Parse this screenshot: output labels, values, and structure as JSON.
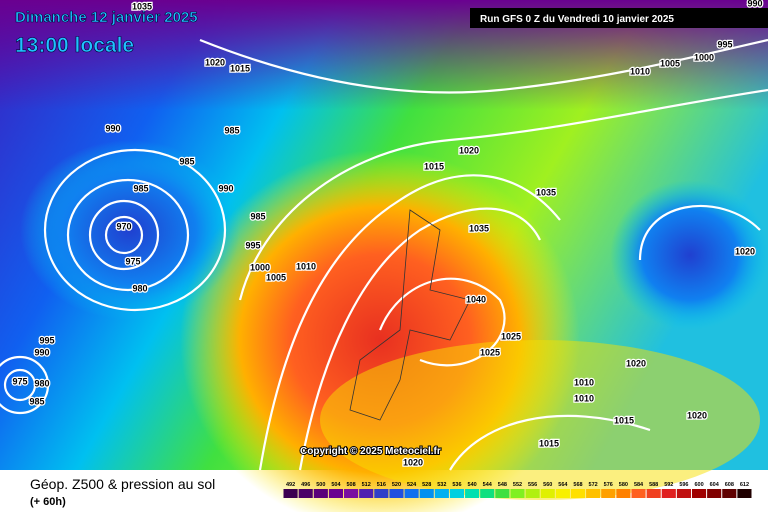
{
  "header": {
    "date": "Dimanche 12 janvier 2025",
    "time": "13:00 locale",
    "run": "Run GFS 0 Z du Vendredi 10 janvier 2025"
  },
  "copyright": "Copyright © 2025 Meteociel.fr",
  "footer": {
    "title": "Géop. Z500 & pression au sol",
    "lead": "(+ 60h)"
  },
  "isobar_labels": [
    "1035",
    "1020",
    "1015",
    "990",
    "985",
    "985",
    "985",
    "990",
    "985",
    "970",
    "995",
    "975",
    "1000",
    "1005",
    "1010",
    "980",
    "1020",
    "1015",
    "1035",
    "1035",
    "1040",
    "1025",
    "1025",
    "1020",
    "1010",
    "1010",
    "1015",
    "1020",
    "1015",
    "1020",
    "1020",
    "995",
    "1005",
    "1000",
    "1010",
    "990",
    "995",
    "990",
    "980",
    "985",
    "975"
  ],
  "legend": {
    "values": [
      492,
      496,
      500,
      504,
      508,
      512,
      516,
      520,
      524,
      528,
      532,
      536,
      540,
      544,
      548,
      552,
      556,
      560,
      564,
      568,
      572,
      576,
      580,
      584,
      588,
      592,
      596,
      600,
      604,
      608,
      612
    ],
    "colors": [
      "#3c0050",
      "#4b0068",
      "#5a007a",
      "#6a0090",
      "#7a10a0",
      "#5020b0",
      "#3040c8",
      "#2050e0",
      "#1070f0",
      "#0090f0",
      "#00b0f0",
      "#00d0e0",
      "#00e0b0",
      "#10e080",
      "#40e040",
      "#80f020",
      "#b0f010",
      "#e0f000",
      "#f8f000",
      "#ffe000",
      "#ffc000",
      "#ffa000",
      "#ff8000",
      "#ff6020",
      "#f04020",
      "#e02020",
      "#c01010",
      "#a00000",
      "#800000",
      "#600000",
      "#200000"
    ]
  }
}
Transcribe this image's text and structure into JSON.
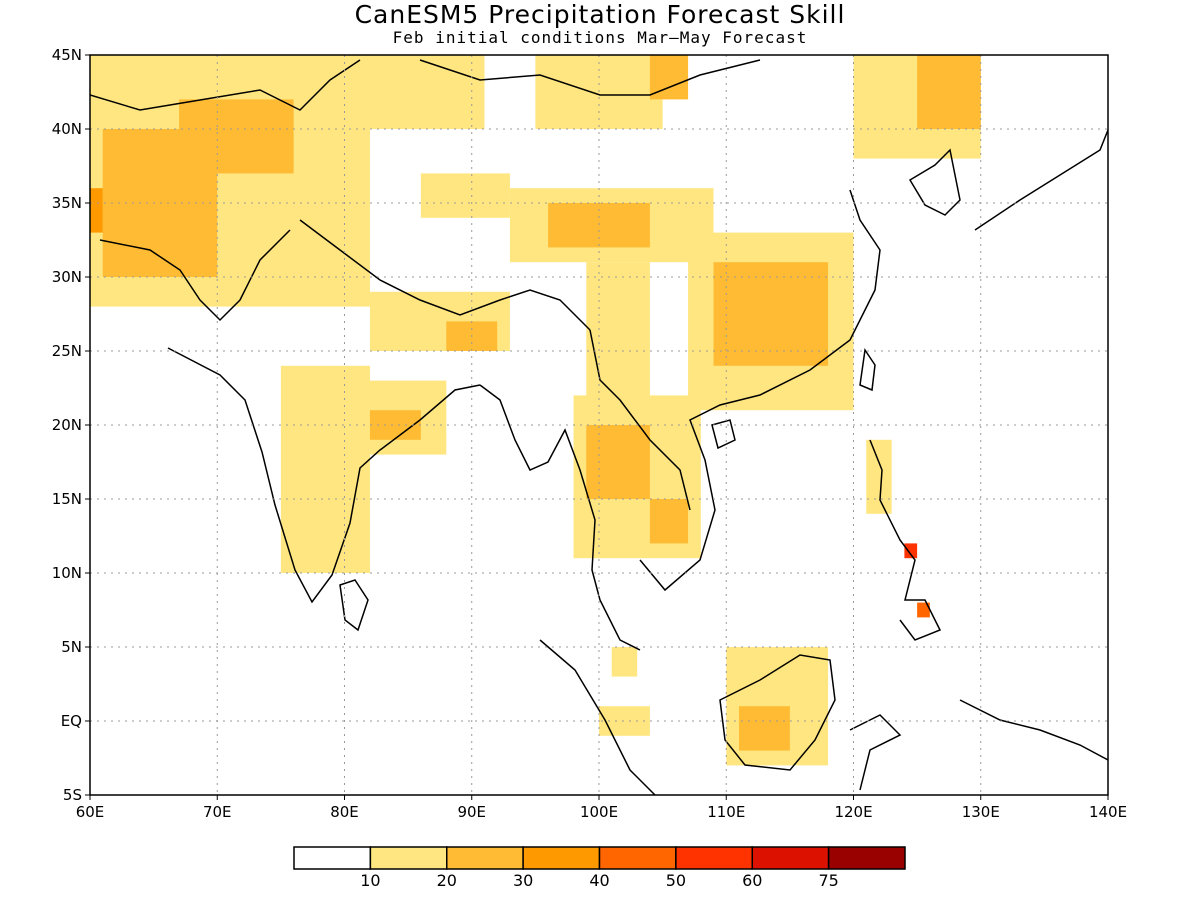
{
  "title": "CanESM5 Precipitation Forecast Skill",
  "subtitle": "Feb initial conditions  Mar—May Forecast",
  "lat_labels": [
    "45N",
    "40N",
    "35N",
    "30N",
    "25N",
    "20N",
    "15N",
    "10N",
    "5N",
    "EQ",
    "5S"
  ],
  "lon_labels": [
    "60E",
    "70E",
    "80E",
    "90E",
    "100E",
    "110E",
    "120E",
    "130E",
    "140E"
  ],
  "colorbar": {
    "colors": [
      "#ffffff",
      "#ffe680",
      "#ffbb33",
      "#ff9900",
      "#ff6600",
      "#ff3300",
      "#dd1100",
      "#990000"
    ],
    "labels": [
      "10",
      "20",
      "30",
      "40",
      "50",
      "60",
      "75"
    ]
  },
  "map_data": {
    "lon_range": [
      60,
      140
    ],
    "lat_range": [
      -5,
      45
    ],
    "grid": true,
    "skill_regions": [
      {
        "level": 1,
        "lon": [
          60,
          82
        ],
        "lat": [
          28,
          45
        ]
      },
      {
        "level": 2,
        "lon": [
          61,
          70
        ],
        "lat": [
          30,
          40
        ]
      },
      {
        "level": 2,
        "lon": [
          67,
          76
        ],
        "lat": [
          37,
          42
        ]
      },
      {
        "level": 3,
        "lon": [
          60,
          61
        ],
        "lat": [
          33,
          36
        ]
      },
      {
        "level": 1,
        "lon": [
          82,
          91
        ],
        "lat": [
          40,
          45
        ]
      },
      {
        "level": 1,
        "lon": [
          95,
          105
        ],
        "lat": [
          40,
          45
        ]
      },
      {
        "level": 2,
        "lon": [
          104,
          107
        ],
        "lat": [
          42,
          45
        ]
      },
      {
        "level": 1,
        "lon": [
          86,
          93
        ],
        "lat": [
          34,
          37
        ]
      },
      {
        "level": 1,
        "lon": [
          93,
          109
        ],
        "lat": [
          31,
          36
        ]
      },
      {
        "level": 2,
        "lon": [
          96,
          104
        ],
        "lat": [
          32,
          35
        ]
      },
      {
        "level": 1,
        "lon": [
          99,
          104
        ],
        "lat": [
          21,
          31
        ]
      },
      {
        "level": 1,
        "lon": [
          107,
          120
        ],
        "lat": [
          21,
          33
        ]
      },
      {
        "level": 2,
        "lon": [
          109,
          118
        ],
        "lat": [
          24,
          31
        ]
      },
      {
        "level": 1,
        "lon": [
          120,
          130
        ],
        "lat": [
          38,
          45
        ]
      },
      {
        "level": 2,
        "lon": [
          125,
          130
        ],
        "lat": [
          40,
          45
        ]
      },
      {
        "level": 1,
        "lon": [
          82,
          93
        ],
        "lat": [
          25,
          29
        ]
      },
      {
        "level": 2,
        "lon": [
          88,
          92
        ],
        "lat": [
          25,
          27
        ]
      },
      {
        "level": 1,
        "lon": [
          75,
          82
        ],
        "lat": [
          10,
          24
        ]
      },
      {
        "level": 1,
        "lon": [
          80,
          88
        ],
        "lat": [
          18,
          23
        ]
      },
      {
        "level": 2,
        "lon": [
          82,
          86
        ],
        "lat": [
          19,
          21
        ]
      },
      {
        "level": 1,
        "lon": [
          98,
          108
        ],
        "lat": [
          11,
          22
        ]
      },
      {
        "level": 2,
        "lon": [
          99,
          104
        ],
        "lat": [
          15,
          20
        ]
      },
      {
        "level": 2,
        "lon": [
          104,
          107
        ],
        "lat": [
          12,
          15
        ]
      },
      {
        "level": 1,
        "lon": [
          110,
          118
        ],
        "lat": [
          -3,
          5
        ]
      },
      {
        "level": 2,
        "lon": [
          111,
          115
        ],
        "lat": [
          -2,
          1
        ]
      },
      {
        "level": 1,
        "lon": [
          100,
          104
        ],
        "lat": [
          -1,
          1
        ]
      },
      {
        "level": 1,
        "lon": [
          101,
          103
        ],
        "lat": [
          3,
          5
        ]
      },
      {
        "level": 1,
        "lon": [
          121,
          123
        ],
        "lat": [
          14,
          19
        ]
      },
      {
        "level": 4,
        "lon": [
          125,
          126
        ],
        "lat": [
          7,
          8
        ]
      },
      {
        "level": 5,
        "lon": [
          124,
          125
        ],
        "lat": [
          11,
          12
        ]
      }
    ]
  }
}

Given request: Without including any pictures, output all the entries above exactly.

Task result:
Parse this screenshot: output labels, values, and structure as JSON.
{
  "header": {
    "date": "Dimanche 12 janvier 2025",
    "time": "13:00 locale",
    "run": "Run GFS 0 Z du Vendredi 10 janvier 2025"
  },
  "copyright": "Copyright © 2025 Meteociel.fr",
  "footer": {
    "title": "Géop. Z500 & pression au sol",
    "lead": "(+ 60h)"
  },
  "isobar_labels": [
    "1035",
    "1020",
    "1015",
    "990",
    "985",
    "985",
    "985",
    "990",
    "985",
    "970",
    "995",
    "975",
    "1000",
    "1005",
    "1010",
    "980",
    "1020",
    "1015",
    "1035",
    "1035",
    "1040",
    "1025",
    "1025",
    "1020",
    "1010",
    "1010",
    "1015",
    "1020",
    "1015",
    "1020",
    "1020",
    "995",
    "1005",
    "1000",
    "1010",
    "990",
    "995",
    "990",
    "980",
    "985",
    "975"
  ],
  "legend": {
    "values": [
      492,
      496,
      500,
      504,
      508,
      512,
      516,
      520,
      524,
      528,
      532,
      536,
      540,
      544,
      548,
      552,
      556,
      560,
      564,
      568,
      572,
      576,
      580,
      584,
      588,
      592,
      596,
      600,
      604,
      608,
      612
    ],
    "colors": [
      "#3c0050",
      "#4b0068",
      "#5a007a",
      "#6a0090",
      "#7a10a0",
      "#5020b0",
      "#3040c8",
      "#2050e0",
      "#1070f0",
      "#0090f0",
      "#00b0f0",
      "#00d0e0",
      "#00e0b0",
      "#10e080",
      "#40e040",
      "#80f020",
      "#b0f010",
      "#e0f000",
      "#f8f000",
      "#ffe000",
      "#ffc000",
      "#ffa000",
      "#ff8000",
      "#ff6020",
      "#f04020",
      "#e02020",
      "#c01010",
      "#a00000",
      "#800000",
      "#600000",
      "#200000"
    ]
  }
}
Transcribe this image's text and structure into JSON.
{
  "title": "CanESM5 Precipitation Forecast Skill",
  "subtitle": "Feb initial conditions  Mar—May Forecast",
  "lat_labels": [
    "45N",
    "40N",
    "35N",
    "30N",
    "25N",
    "20N",
    "15N",
    "10N",
    "5N",
    "EQ",
    "5S"
  ],
  "lon_labels": [
    "60E",
    "70E",
    "80E",
    "90E",
    "100E",
    "110E",
    "120E",
    "130E",
    "140E"
  ],
  "colorbar": {
    "colors": [
      "#ffffff",
      "#ffe680",
      "#ffbb33",
      "#ff9900",
      "#ff6600",
      "#ff3300",
      "#dd1100",
      "#990000"
    ],
    "labels": [
      "10",
      "20",
      "30",
      "40",
      "50",
      "60",
      "75"
    ]
  },
  "map_data": {
    "lon_range": [
      60,
      140
    ],
    "lat_range": [
      -5,
      45
    ],
    "grid": true,
    "skill_regions": [
      {
        "level": 1,
        "lon": [
          60,
          82
        ],
        "lat": [
          28,
          45
        ]
      },
      {
        "level": 2,
        "lon": [
          61,
          70
        ],
        "lat": [
          30,
          40
        ]
      },
      {
        "level": 2,
        "lon": [
          67,
          76
        ],
        "lat": [
          37,
          42
        ]
      },
      {
        "level": 3,
        "lon": [
          60,
          61
        ],
        "lat": [
          33,
          36
        ]
      },
      {
        "level": 1,
        "lon": [
          82,
          91
        ],
        "lat": [
          40,
          45
        ]
      },
      {
        "level": 1,
        "lon": [
          95,
          105
        ],
        "lat": [
          40,
          45
        ]
      },
      {
        "level": 2,
        "lon": [
          104,
          107
        ],
        "lat": [
          42,
          45
        ]
      },
      {
        "level": 1,
        "lon": [
          86,
          93
        ],
        "lat": [
          34,
          37
        ]
      },
      {
        "level": 1,
        "lon": [
          93,
          109
        ],
        "lat": [
          31,
          36
        ]
      },
      {
        "level": 2,
        "lon": [
          96,
          104
        ],
        "lat": [
          32,
          35
        ]
      },
      {
        "level": 1,
        "lon": [
          99,
          104
        ],
        "lat": [
          21,
          31
        ]
      },
      {
        "level": 1,
        "lon": [
          107,
          120
        ],
        "lat": [
          21,
          33
        ]
      },
      {
        "level": 2,
        "lon": [
          109,
          118
        ],
        "lat": [
          24,
          31
        ]
      },
      {
        "level": 1,
        "lon": [
          120,
          130
        ],
        "lat": [
          38,
          45
        ]
      },
      {
        "level": 2,
        "lon": [
          125,
          130
        ],
        "lat": [
          40,
          45
        ]
      },
      {
        "level": 1,
        "lon": [
          82,
          93
        ],
        "lat": [
          25,
          29
        ]
      },
      {
        "level": 2,
        "lon": [
          88,
          92
        ],
        "lat": [
          25,
          27
        ]
      },
      {
        "level": 1,
        "lon": [
          75,
          82
        ],
        "lat": [
          10,
          24
        ]
      },
      {
        "level": 1,
        "lon": [
          80,
          88
        ],
        "lat": [
          18,
          23
        ]
      },
      {
        "level": 2,
        "lon": [
          82,
          86
        ],
        "lat": [
          19,
          21
        ]
      },
      {
        "level": 1,
        "lon": [
          98,
          108
        ],
        "lat": [
          11,
          22
        ]
      },
      {
        "level": 2,
        "lon": [
          99,
          104
        ],
        "lat": [
          15,
          20
        ]
      },
      {
        "level": 2,
        "lon": [
          104,
          107
        ],
        "lat": [
          12,
          15
        ]
      },
      {
        "level": 1,
        "lon": [
          110,
          118
        ],
        "lat": [
          -3,
          5
        ]
      },
      {
        "level": 2,
        "lon": [
          111,
          115
        ],
        "lat": [
          -2,
          1
        ]
      },
      {
        "level": 1,
        "lon": [
          100,
          104
        ],
        "lat": [
          -1,
          1
        ]
      },
      {
        "level": 1,
        "lon": [
          101,
          103
        ],
        "lat": [
          3,
          5
        ]
      },
      {
        "level": 1,
        "lon": [
          121,
          123
        ],
        "lat": [
          14,
          19
        ]
      },
      {
        "level": 4,
        "lon": [
          125,
          126
        ],
        "lat": [
          7,
          8
        ]
      },
      {
        "level": 5,
        "lon": [
          124,
          125
        ],
        "lat": [
          11,
          12
        ]
      }
    ]
  }
}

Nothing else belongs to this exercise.